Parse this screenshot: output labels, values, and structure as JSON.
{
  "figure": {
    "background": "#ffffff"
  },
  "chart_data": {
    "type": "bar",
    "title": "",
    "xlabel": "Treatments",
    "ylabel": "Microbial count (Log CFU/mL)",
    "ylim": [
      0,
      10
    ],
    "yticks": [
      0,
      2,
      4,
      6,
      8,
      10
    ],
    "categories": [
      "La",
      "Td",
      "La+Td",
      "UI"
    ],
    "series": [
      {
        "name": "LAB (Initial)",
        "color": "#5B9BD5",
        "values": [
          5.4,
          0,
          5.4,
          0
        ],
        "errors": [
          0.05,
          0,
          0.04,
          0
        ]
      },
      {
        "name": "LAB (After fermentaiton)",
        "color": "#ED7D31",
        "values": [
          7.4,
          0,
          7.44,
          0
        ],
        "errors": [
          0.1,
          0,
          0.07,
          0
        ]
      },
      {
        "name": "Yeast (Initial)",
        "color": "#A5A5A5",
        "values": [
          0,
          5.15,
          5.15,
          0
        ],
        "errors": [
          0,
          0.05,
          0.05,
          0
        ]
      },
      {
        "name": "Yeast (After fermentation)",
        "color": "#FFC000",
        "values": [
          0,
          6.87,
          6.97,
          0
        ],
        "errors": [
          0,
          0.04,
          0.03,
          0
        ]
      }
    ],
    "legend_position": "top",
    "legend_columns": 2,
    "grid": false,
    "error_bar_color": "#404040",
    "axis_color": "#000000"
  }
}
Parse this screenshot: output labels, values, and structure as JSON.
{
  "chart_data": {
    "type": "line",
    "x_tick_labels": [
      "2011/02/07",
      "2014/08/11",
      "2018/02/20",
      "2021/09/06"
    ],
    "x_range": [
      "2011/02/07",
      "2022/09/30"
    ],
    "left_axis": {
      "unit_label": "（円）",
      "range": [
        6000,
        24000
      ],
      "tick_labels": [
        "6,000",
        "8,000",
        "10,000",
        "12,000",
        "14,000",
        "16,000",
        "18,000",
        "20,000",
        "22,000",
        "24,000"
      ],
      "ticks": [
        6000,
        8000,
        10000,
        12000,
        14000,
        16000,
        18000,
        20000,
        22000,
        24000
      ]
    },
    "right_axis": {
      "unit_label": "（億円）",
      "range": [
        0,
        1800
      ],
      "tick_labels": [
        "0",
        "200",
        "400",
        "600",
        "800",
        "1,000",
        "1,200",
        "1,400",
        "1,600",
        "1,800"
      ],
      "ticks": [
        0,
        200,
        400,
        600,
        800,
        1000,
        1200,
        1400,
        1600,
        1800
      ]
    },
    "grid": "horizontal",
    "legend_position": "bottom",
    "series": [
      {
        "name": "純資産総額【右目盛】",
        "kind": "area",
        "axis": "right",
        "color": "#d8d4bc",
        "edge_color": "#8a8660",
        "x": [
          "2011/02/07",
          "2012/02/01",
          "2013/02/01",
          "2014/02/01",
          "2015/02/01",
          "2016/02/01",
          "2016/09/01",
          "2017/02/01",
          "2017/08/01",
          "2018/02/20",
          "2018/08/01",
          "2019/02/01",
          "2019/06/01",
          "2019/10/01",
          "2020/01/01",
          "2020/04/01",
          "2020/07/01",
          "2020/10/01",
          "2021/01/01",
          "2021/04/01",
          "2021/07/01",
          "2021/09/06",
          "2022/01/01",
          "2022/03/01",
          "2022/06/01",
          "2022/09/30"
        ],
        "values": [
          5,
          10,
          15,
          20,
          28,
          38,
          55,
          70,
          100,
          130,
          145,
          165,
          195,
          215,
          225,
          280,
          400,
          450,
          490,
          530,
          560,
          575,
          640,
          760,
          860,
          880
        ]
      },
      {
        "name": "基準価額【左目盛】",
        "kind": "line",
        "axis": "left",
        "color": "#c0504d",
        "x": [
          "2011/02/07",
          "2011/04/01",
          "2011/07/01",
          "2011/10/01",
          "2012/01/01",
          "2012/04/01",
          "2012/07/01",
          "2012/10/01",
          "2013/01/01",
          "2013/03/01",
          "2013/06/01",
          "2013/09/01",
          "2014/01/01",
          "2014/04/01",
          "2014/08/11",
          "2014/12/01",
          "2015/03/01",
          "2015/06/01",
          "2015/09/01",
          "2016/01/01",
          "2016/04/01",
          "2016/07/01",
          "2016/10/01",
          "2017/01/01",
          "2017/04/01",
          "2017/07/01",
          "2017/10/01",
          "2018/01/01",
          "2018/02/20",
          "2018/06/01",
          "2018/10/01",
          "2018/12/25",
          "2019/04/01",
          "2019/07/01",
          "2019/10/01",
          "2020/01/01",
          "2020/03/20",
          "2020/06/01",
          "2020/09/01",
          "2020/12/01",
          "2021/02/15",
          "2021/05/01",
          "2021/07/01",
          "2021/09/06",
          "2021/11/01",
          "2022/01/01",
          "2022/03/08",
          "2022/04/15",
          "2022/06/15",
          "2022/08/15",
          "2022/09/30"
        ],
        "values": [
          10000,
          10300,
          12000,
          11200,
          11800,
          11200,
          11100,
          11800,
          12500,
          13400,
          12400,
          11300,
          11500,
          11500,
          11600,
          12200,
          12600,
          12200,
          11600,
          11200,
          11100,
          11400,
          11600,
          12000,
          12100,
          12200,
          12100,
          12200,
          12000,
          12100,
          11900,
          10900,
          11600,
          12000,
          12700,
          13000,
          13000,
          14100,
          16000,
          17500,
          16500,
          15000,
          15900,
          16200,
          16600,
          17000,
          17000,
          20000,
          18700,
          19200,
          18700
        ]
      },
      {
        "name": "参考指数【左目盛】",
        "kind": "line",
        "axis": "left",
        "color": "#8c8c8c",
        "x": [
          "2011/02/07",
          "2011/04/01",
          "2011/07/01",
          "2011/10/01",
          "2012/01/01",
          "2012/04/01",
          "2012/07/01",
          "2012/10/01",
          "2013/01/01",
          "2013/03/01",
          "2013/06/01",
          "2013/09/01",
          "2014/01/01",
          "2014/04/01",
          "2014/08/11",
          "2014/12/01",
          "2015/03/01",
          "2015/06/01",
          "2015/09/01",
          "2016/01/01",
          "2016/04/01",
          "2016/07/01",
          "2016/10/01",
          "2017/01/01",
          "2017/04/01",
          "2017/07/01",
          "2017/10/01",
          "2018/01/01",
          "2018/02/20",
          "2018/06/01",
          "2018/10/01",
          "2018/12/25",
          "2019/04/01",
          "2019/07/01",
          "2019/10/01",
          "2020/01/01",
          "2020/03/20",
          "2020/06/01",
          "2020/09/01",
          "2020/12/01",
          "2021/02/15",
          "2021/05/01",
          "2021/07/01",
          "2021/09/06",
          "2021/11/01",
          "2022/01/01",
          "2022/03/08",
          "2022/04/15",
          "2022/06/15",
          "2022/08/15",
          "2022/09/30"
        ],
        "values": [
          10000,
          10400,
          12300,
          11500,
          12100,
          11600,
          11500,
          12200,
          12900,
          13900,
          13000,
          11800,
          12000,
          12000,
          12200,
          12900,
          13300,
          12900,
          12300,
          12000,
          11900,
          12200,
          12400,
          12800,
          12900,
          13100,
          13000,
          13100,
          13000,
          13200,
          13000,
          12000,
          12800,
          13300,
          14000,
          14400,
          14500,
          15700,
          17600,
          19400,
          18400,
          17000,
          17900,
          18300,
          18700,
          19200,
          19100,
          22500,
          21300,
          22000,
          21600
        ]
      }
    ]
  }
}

### What you are asked to do
Take the material above and return all of it exactly.

### Solved problem
Parse this screenshot: output labels, values, and structure as JSON.
{
  "figure": {
    "background": "#ffffff"
  },
  "chart_data": {
    "type": "bar",
    "title": "",
    "xlabel": "Treatments",
    "ylabel": "Microbial count (Log CFU/mL)",
    "ylim": [
      0,
      10
    ],
    "yticks": [
      0,
      2,
      4,
      6,
      8,
      10
    ],
    "categories": [
      "La",
      "Td",
      "La+Td",
      "UI"
    ],
    "series": [
      {
        "name": "LAB (Initial)",
        "color": "#5B9BD5",
        "values": [
          5.4,
          0,
          5.4,
          0
        ],
        "errors": [
          0.05,
          0,
          0.04,
          0
        ]
      },
      {
        "name": "LAB (After fermentaiton)",
        "color": "#ED7D31",
        "values": [
          7.4,
          0,
          7.44,
          0
        ],
        "errors": [
          0.1,
          0,
          0.07,
          0
        ]
      },
      {
        "name": "Yeast (Initial)",
        "color": "#A5A5A5",
        "values": [
          0,
          5.15,
          5.15,
          0
        ],
        "errors": [
          0,
          0.05,
          0.05,
          0
        ]
      },
      {
        "name": "Yeast (After fermentation)",
        "color": "#FFC000",
        "values": [
          0,
          6.87,
          6.97,
          0
        ],
        "errors": [
          0,
          0.04,
          0.03,
          0
        ]
      }
    ],
    "legend_position": "top",
    "legend_columns": 2,
    "grid": false,
    "error_bar_color": "#404040",
    "axis_color": "#000000"
  }
}
Parse this screenshot: output labels, values, and structure as JSON.
{
  "chart_data": {
    "type": "line",
    "x_tick_labels": [
      "2011/02/07",
      "2014/08/11",
      "2018/02/20",
      "2021/09/06"
    ],
    "x_range": [
      "2011/02/07",
      "2022/09/30"
    ],
    "left_axis": {
      "unit_label": "（円）",
      "range": [
        6000,
        24000
      ],
      "tick_labels": [
        "6,000",
        "8,000",
        "10,000",
        "12,000",
        "14,000",
        "16,000",
        "18,000",
        "20,000",
        "22,000",
        "24,000"
      ],
      "ticks": [
        6000,
        8000,
        10000,
        12000,
        14000,
        16000,
        18000,
        20000,
        22000,
        24000
      ]
    },
    "right_axis": {
      "unit_label": "（億円）",
      "range": [
        0,
        1800
      ],
      "tick_labels": [
        "0",
        "200",
        "400",
        "600",
        "800",
        "1,000",
        "1,200",
        "1,400",
        "1,600",
        "1,800"
      ],
      "ticks": [
        0,
        200,
        400,
        600,
        800,
        1000,
        1200,
        1400,
        1600,
        1800
      ]
    },
    "grid": "horizontal",
    "legend_position": "bottom",
    "series": [
      {
        "name": "純資産総額【右目盛】",
        "kind": "area",
        "axis": "right",
        "color": "#d8d4bc",
        "edge_color": "#8a8660",
        "x": [
          "2011/02/07",
          "2012/02/01",
          "2013/02/01",
          "2014/02/01",
          "2015/02/01",
          "2016/02/01",
          "2016/09/01",
          "2017/02/01",
          "2017/08/01",
          "2018/02/20",
          "2018/08/01",
          "2019/02/01",
          "2019/06/01",
          "2019/10/01",
          "2020/01/01",
          "2020/04/01",
          "2020/07/01",
          "2020/10/01",
          "2021/01/01",
          "2021/04/01",
          "2021/07/01",
          "2021/09/06",
          "2022/01/01",
          "2022/03/01",
          "2022/06/01",
          "2022/09/30"
        ],
        "values": [
          5,
          10,
          15,
          20,
          28,
          38,
          55,
          70,
          100,
          130,
          145,
          165,
          195,
          215,
          225,
          280,
          400,
          450,
          490,
          530,
          560,
          575,
          640,
          760,
          860,
          880
        ]
      },
      {
        "name": "基準価額【左目盛】",
        "kind": "line",
        "axis": "left",
        "color": "#c0504d",
        "x": [
          "2011/02/07",
          "2011/04/01",
          "2011/07/01",
          "2011/10/01",
          "2012/01/01",
          "2012/04/01",
          "2012/07/01",
          "2012/10/01",
          "2013/01/01",
          "2013/03/01",
          "2013/06/01",
          "2013/09/01",
          "2014/01/01",
          "2014/04/01",
          "2014/08/11",
          "2014/12/01",
          "2015/03/01",
          "2015/06/01",
          "2015/09/01",
          "2016/01/01",
          "2016/04/01",
          "2016/07/01",
          "2016/10/01",
          "2017/01/01",
          "2017/04/01",
          "2017/07/01",
          "2017/10/01",
          "2018/01/01",
          "2018/02/20",
          "2018/06/01",
          "2018/10/01",
          "2018/12/25",
          "2019/04/01",
          "2019/07/01",
          "2019/10/01",
          "2020/01/01",
          "2020/03/20",
          "2020/06/01",
          "2020/09/01",
          "2020/12/01",
          "2021/02/15",
          "2021/05/01",
          "2021/07/01",
          "2021/09/06",
          "2021/11/01",
          "2022/01/01",
          "2022/03/08",
          "2022/04/15",
          "2022/06/15",
          "2022/08/15",
          "2022/09/30"
        ],
        "values": [
          10000,
          10300,
          12000,
          11200,
          11800,
          11200,
          11100,
          11800,
          12500,
          13400,
          12400,
          11300,
          11500,
          11500,
          11600,
          12200,
          12600,
          12200,
          11600,
          11200,
          11100,
          11400,
          11600,
          12000,
          12100,
          12200,
          12100,
          12200,
          12000,
          12100,
          11900,
          10900,
          11600,
          12000,
          12700,
          13000,
          13000,
          14100,
          16000,
          17500,
          16500,
          15000,
          15900,
          16200,
          16600,
          17000,
          17000,
          20000,
          18700,
          19200,
          18700
        ]
      },
      {
        "name": "参考指数【左目盛】",
        "kind": "line",
        "axis": "left",
        "color": "#8c8c8c",
        "x": [
          "2011/02/07",
          "2011/04/01",
          "2011/07/01",
          "2011/10/01",
          "2012/01/01",
          "2012/04/01",
          "2012/07/01",
          "2012/10/01",
          "2013/01/01",
          "2013/03/01",
          "2013/06/01",
          "2013/09/01",
          "2014/01/01",
          "2014/04/01",
          "2014/08/11",
          "2014/12/01",
          "2015/03/01",
          "2015/06/01",
          "2015/09/01",
          "2016/01/01",
          "2016/04/01",
          "2016/07/01",
          "2016/10/01",
          "2017/01/01",
          "2017/04/01",
          "2017/07/01",
          "2017/10/01",
          "2018/01/01",
          "2018/02/20",
          "2018/06/01",
          "2018/10/01",
          "2018/12/25",
          "2019/04/01",
          "2019/07/01",
          "2019/10/01",
          "2020/01/01",
          "2020/03/20",
          "2020/06/01",
          "2020/09/01",
          "2020/12/01",
          "2021/02/15",
          "2021/05/01",
          "2021/07/01",
          "2021/09/06",
          "2021/11/01",
          "2022/01/01",
          "2022/03/08",
          "2022/04/15",
          "2022/06/15",
          "2022/08/15",
          "2022/09/30"
        ],
        "values": [
          10000,
          10400,
          12300,
          11500,
          12100,
          11600,
          11500,
          12200,
          12900,
          13900,
          13000,
          11800,
          12000,
          12000,
          12200,
          12900,
          13300,
          12900,
          12300,
          12000,
          11900,
          12200,
          12400,
          12800,
          12900,
          13100,
          13000,
          13100,
          13000,
          13200,
          13000,
          12000,
          12800,
          13300,
          14000,
          14400,
          14500,
          15700,
          17600,
          19400,
          18400,
          17000,
          17900,
          18300,
          18700,
          19200,
          19100,
          22500,
          21300,
          22000,
          21600
        ]
      }
    ]
  }
}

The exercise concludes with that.